**Task to carry out**
Set down every entry again word for word, please, but skip the pictures.
━━ Data for this task ━━
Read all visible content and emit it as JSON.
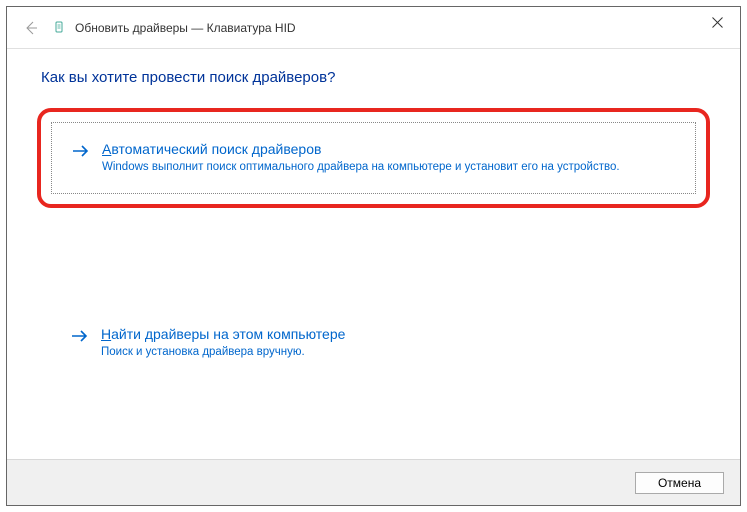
{
  "window": {
    "title": "Обновить драйверы — Клавиатура HID"
  },
  "heading": "Как вы хотите провести поиск драйверов?",
  "options": {
    "auto": {
      "title_first": "А",
      "title_rest": "втоматический поиск драйверов",
      "desc": "Windows выполнит поиск оптимального драйвера на компьютере и установит его на устройство."
    },
    "manual": {
      "title_first": "Н",
      "title_rest": "айти драйверы на этом компьютере",
      "desc": "Поиск и установка драйвера вручную."
    }
  },
  "buttons": {
    "cancel": "Отмена"
  }
}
━━━
**Result of the exercise**
Read all visible content and emit it as JSON.
{
  "window": {
    "title": "Обновить драйверы — Клавиатура HID"
  },
  "heading": "Как вы хотите провести поиск драйверов?",
  "options": {
    "auto": {
      "title_first": "А",
      "title_rest": "втоматический поиск драйверов",
      "desc": "Windows выполнит поиск оптимального драйвера на компьютере и установит его на устройство."
    },
    "manual": {
      "title_first": "Н",
      "title_rest": "айти драйверы на этом компьютере",
      "desc": "Поиск и установка драйвера вручную."
    }
  },
  "buttons": {
    "cancel": "Отмена"
  }
}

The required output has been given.